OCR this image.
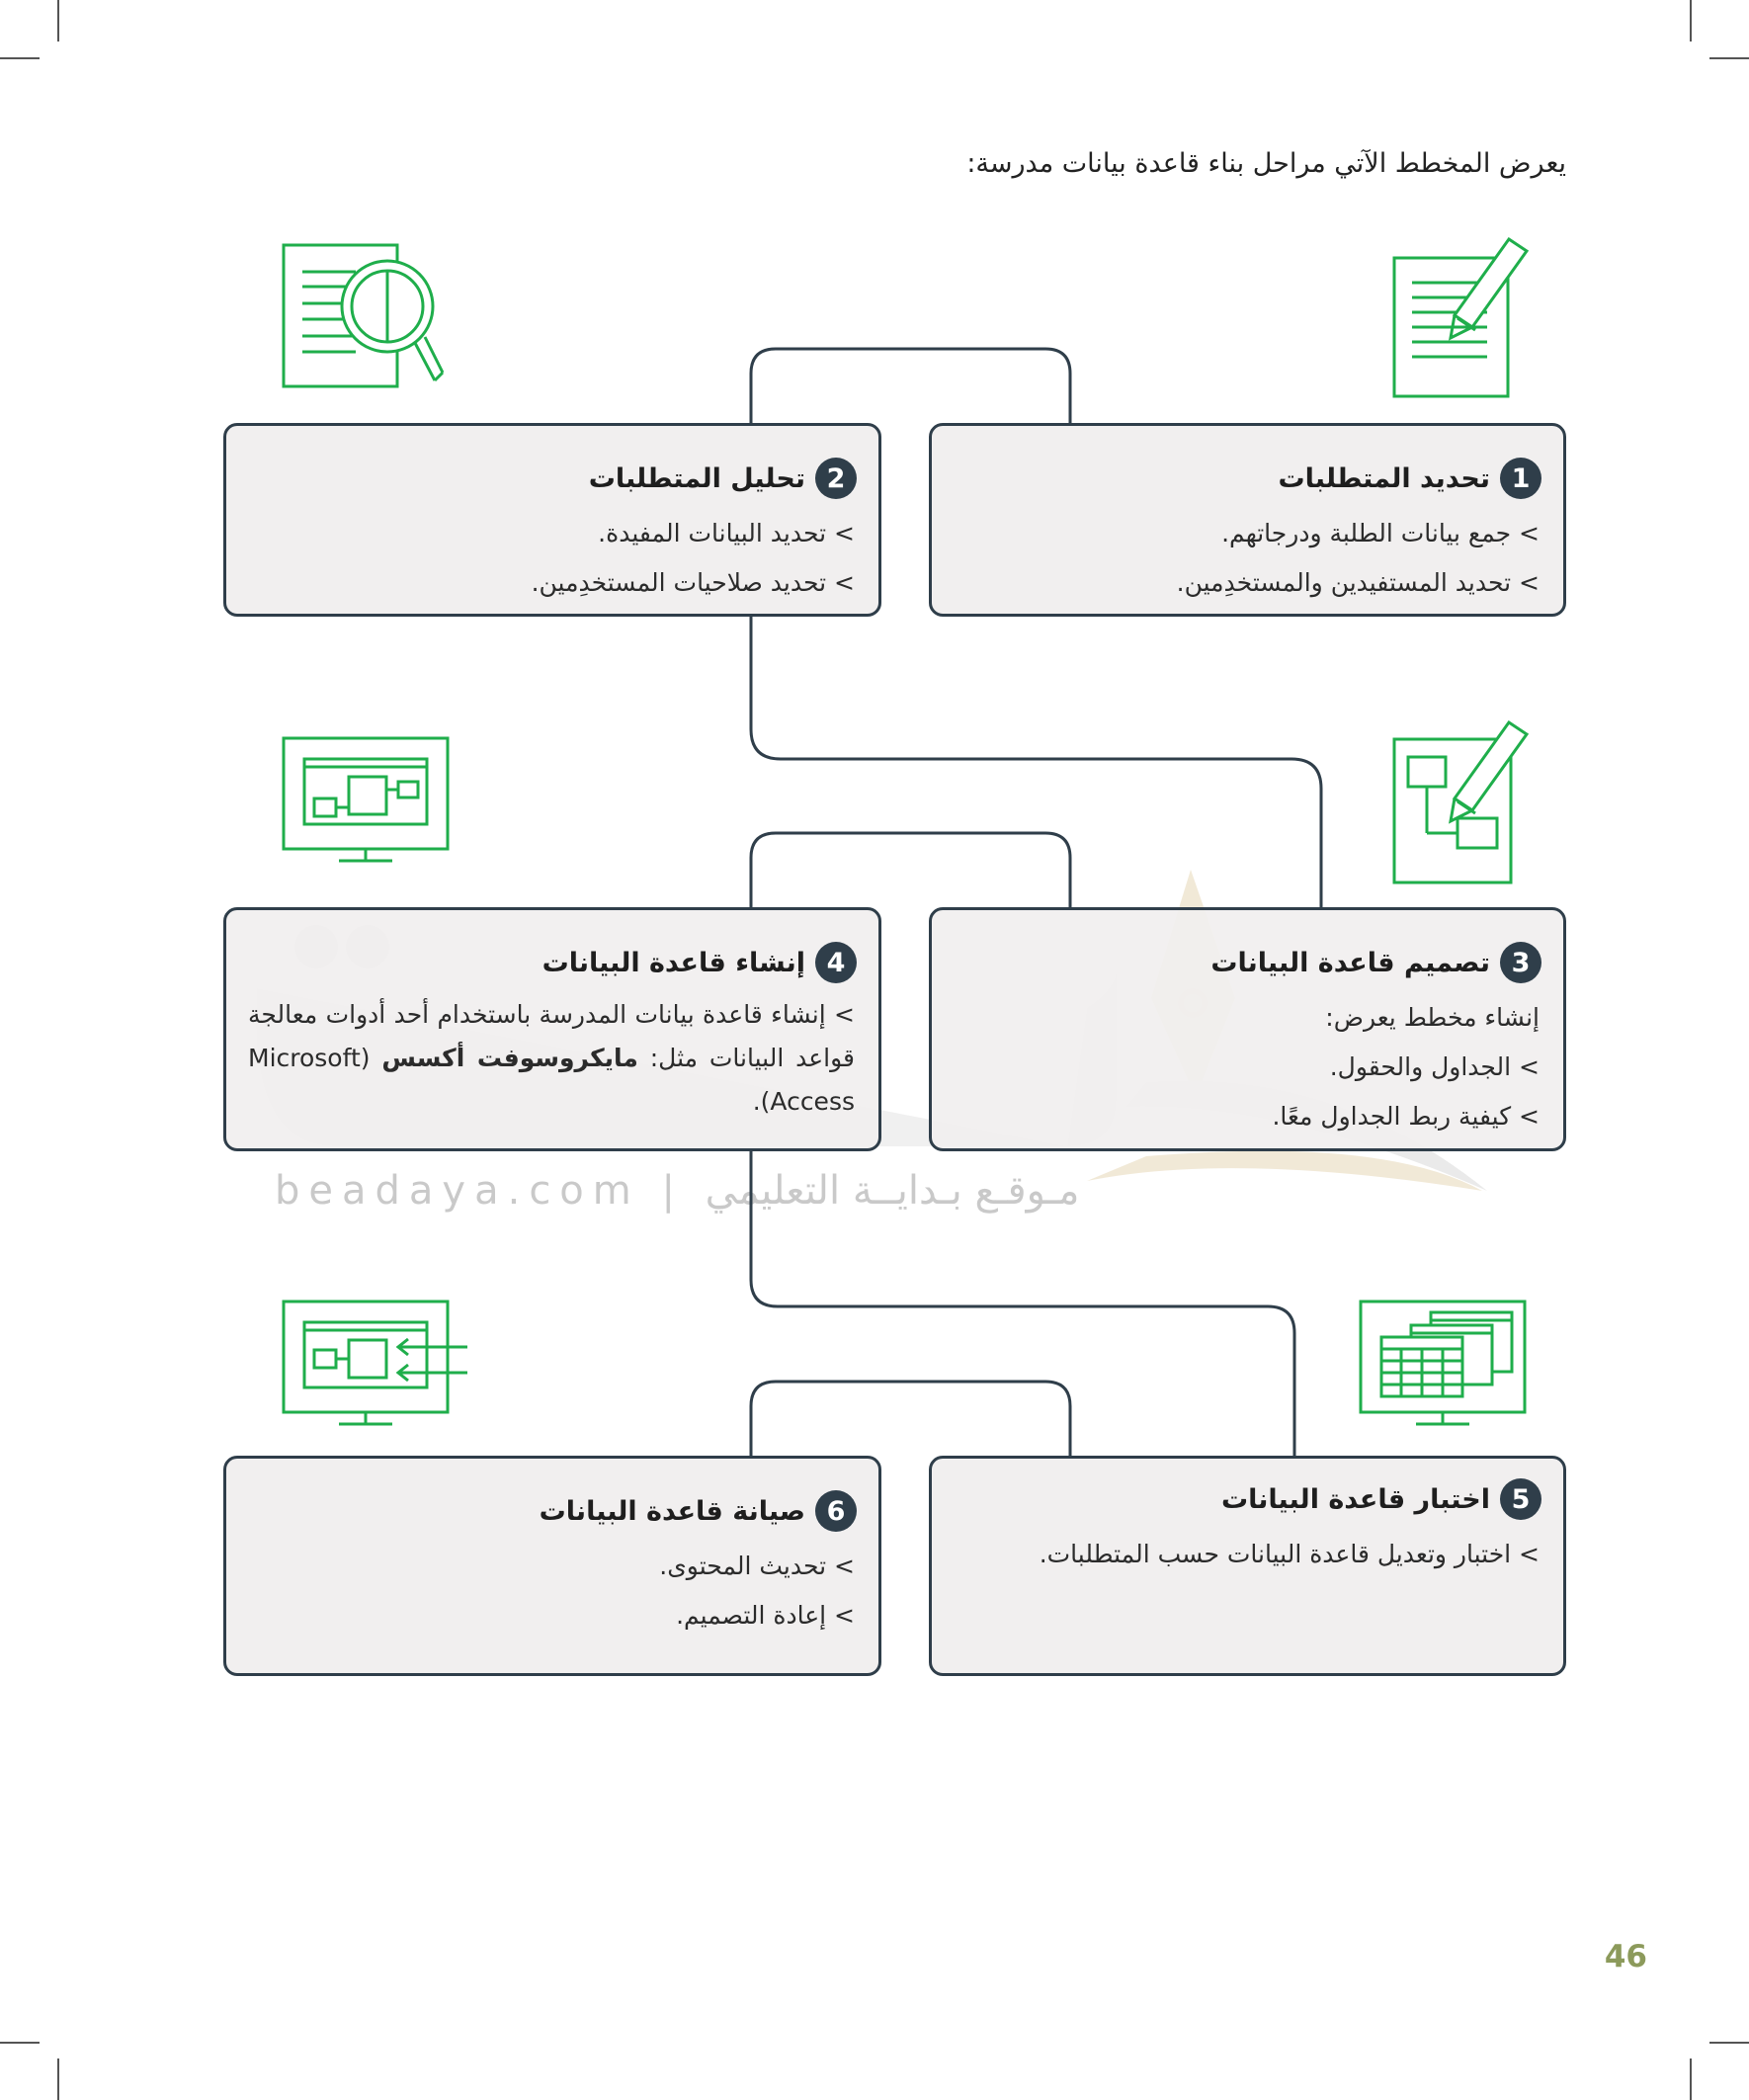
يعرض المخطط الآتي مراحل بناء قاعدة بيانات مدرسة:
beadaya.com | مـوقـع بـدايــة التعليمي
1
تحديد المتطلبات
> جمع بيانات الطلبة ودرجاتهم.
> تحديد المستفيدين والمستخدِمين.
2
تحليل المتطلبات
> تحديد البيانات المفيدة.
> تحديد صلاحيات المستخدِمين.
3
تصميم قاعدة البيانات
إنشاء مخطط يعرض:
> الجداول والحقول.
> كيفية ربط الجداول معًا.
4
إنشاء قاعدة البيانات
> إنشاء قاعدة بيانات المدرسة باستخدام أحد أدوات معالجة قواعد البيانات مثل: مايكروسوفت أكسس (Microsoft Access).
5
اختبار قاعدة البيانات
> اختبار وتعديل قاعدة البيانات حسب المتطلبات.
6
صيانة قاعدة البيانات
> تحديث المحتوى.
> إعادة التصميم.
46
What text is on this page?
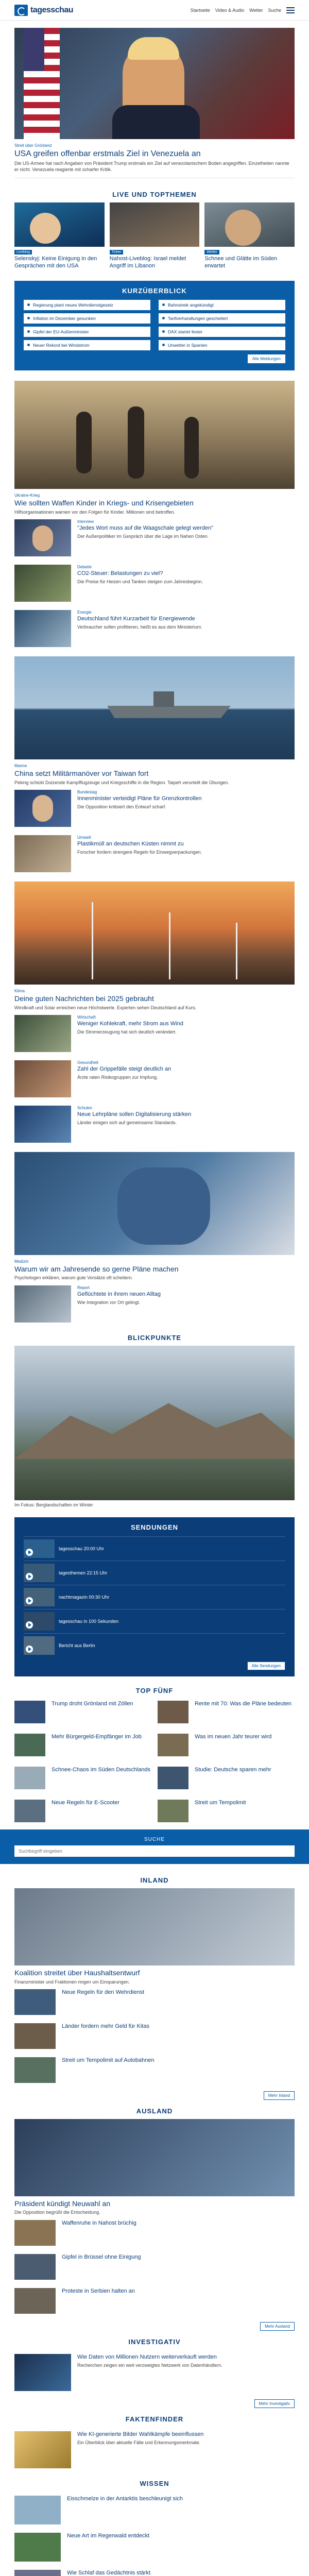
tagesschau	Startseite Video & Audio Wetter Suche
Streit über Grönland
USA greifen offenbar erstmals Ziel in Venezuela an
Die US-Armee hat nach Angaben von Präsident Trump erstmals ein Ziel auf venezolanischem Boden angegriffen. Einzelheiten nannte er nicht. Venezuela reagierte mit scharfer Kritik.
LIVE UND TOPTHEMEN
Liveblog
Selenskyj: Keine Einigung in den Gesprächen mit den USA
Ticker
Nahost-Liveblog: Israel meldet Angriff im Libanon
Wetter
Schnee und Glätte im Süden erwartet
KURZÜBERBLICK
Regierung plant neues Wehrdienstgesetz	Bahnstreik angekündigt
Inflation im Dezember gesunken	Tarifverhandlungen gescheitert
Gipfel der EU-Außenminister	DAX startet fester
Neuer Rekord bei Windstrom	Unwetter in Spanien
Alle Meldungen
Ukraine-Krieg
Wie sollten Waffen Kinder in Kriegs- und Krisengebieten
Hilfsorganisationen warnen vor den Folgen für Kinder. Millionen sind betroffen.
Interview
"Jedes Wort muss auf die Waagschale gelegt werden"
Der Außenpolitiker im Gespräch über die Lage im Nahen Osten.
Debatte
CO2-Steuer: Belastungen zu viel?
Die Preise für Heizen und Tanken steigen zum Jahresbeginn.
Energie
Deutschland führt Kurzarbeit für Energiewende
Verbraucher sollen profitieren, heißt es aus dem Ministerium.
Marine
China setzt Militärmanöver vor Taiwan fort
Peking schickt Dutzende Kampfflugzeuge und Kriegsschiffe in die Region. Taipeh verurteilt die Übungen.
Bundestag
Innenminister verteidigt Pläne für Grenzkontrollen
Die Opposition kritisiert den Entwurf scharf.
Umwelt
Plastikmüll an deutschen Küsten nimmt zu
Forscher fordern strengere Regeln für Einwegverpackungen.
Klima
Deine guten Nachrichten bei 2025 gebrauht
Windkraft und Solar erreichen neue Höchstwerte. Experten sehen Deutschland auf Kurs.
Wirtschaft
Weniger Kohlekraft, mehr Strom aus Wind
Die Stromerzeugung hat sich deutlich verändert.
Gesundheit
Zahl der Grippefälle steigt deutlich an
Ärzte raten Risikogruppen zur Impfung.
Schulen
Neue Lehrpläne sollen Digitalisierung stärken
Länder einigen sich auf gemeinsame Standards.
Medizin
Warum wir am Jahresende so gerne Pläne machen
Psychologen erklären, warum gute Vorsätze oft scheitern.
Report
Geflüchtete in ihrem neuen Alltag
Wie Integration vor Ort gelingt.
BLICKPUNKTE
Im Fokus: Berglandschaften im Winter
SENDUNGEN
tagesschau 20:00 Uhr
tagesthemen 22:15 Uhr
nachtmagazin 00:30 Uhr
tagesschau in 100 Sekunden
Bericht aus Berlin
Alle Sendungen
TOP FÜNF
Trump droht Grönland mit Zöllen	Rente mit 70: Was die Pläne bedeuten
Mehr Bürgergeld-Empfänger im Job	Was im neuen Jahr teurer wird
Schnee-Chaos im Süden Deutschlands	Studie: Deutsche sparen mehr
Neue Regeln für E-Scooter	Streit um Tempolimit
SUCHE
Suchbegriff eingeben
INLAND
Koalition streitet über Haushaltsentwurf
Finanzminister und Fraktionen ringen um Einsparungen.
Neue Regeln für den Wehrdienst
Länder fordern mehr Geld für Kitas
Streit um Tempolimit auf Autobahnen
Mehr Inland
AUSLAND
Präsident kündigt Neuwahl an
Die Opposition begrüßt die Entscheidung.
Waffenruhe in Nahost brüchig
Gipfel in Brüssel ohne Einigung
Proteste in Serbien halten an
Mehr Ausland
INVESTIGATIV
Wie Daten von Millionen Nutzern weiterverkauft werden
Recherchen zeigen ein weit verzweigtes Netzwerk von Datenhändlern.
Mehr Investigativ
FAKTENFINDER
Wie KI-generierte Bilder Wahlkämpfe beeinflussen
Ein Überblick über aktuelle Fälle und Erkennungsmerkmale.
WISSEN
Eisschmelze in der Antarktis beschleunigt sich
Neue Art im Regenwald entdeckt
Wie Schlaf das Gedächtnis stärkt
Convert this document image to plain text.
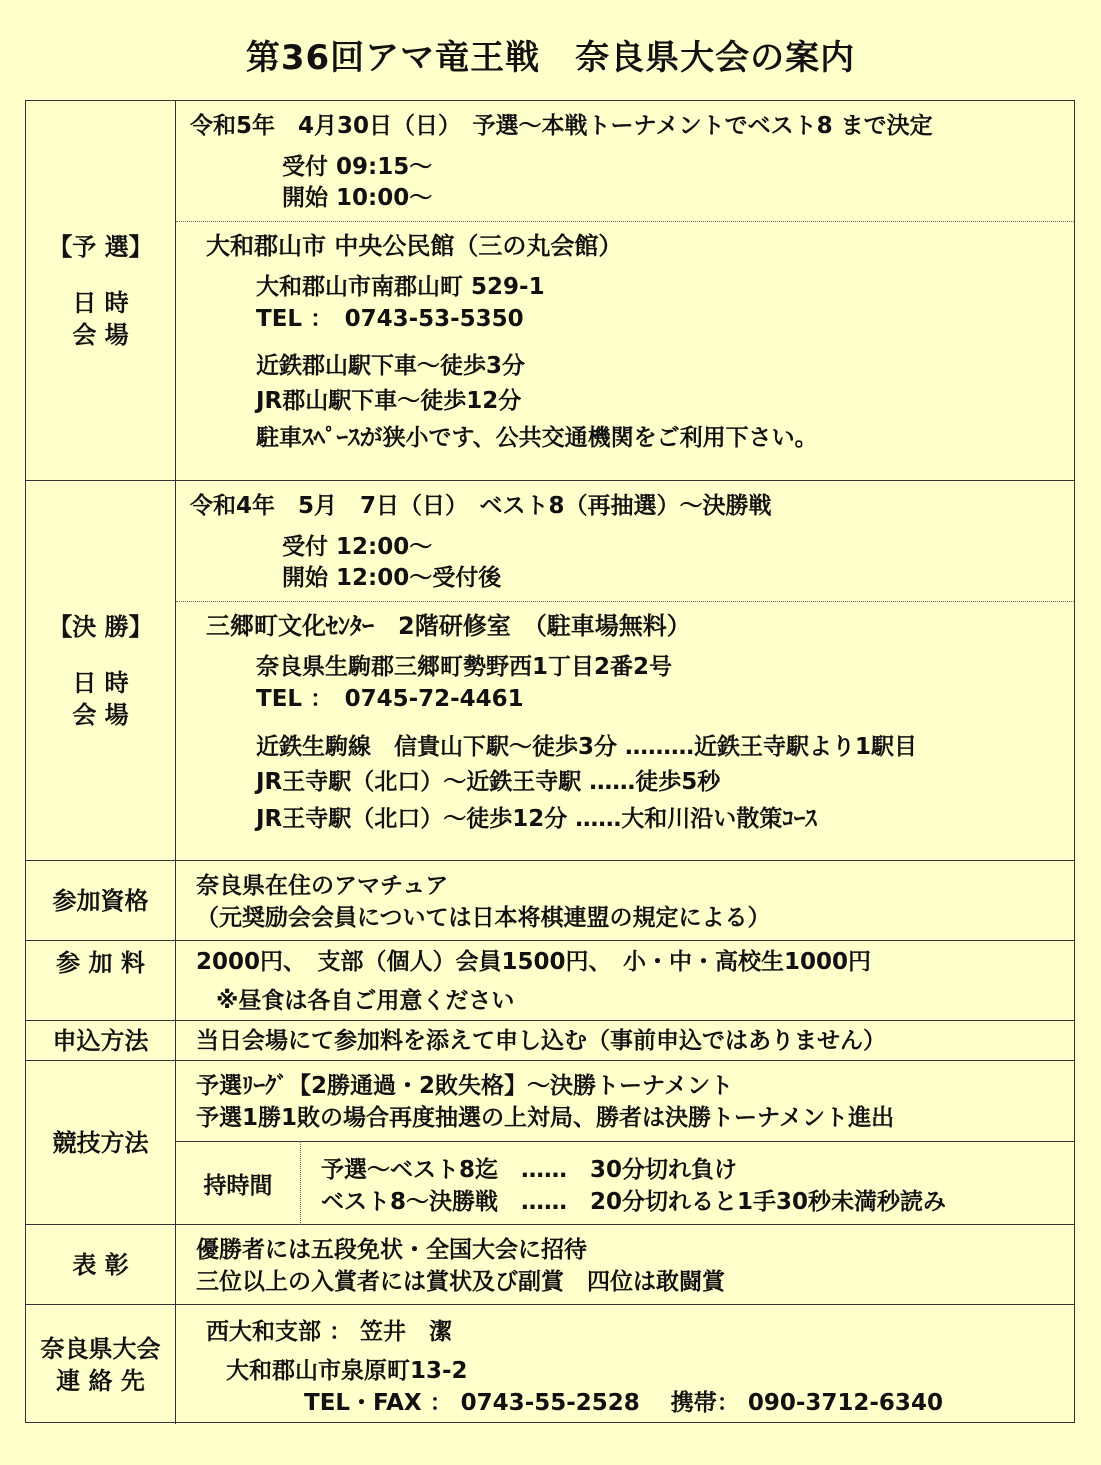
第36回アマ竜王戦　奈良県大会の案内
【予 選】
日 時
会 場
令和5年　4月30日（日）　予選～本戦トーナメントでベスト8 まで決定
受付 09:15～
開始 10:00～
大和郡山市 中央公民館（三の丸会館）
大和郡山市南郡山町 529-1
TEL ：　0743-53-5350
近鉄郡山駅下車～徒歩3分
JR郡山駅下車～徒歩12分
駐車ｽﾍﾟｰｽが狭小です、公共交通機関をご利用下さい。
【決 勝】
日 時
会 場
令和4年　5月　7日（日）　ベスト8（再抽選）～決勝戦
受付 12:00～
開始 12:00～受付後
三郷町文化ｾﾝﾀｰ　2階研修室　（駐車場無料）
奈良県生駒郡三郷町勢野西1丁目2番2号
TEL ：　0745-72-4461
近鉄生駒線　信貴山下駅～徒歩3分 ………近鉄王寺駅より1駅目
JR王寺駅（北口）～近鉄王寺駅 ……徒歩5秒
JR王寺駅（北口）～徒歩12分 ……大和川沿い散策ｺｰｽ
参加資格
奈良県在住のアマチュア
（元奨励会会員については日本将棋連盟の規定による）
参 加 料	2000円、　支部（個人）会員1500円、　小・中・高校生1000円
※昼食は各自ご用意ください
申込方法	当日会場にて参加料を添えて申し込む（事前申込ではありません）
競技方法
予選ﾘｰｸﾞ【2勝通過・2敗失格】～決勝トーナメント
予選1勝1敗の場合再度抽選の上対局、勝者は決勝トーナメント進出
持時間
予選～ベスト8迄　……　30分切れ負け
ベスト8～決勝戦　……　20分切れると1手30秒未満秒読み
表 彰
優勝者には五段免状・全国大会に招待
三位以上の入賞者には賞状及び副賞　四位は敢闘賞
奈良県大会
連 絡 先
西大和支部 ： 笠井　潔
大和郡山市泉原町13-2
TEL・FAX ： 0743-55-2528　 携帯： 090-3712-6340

Written exercise:
For each line of the entries that includes "Venezuela", show that line.

Solution for this problem:
USA greifen offenbar erstmals Ziel in Venezuela an
Die US-Armee hat nach Angaben von Präsident Trump erstmals ein Ziel auf venezolanischem Boden angegriffen. Einzelheiten nannte er nicht. Venezuela reagierte mit scharfer Kritik.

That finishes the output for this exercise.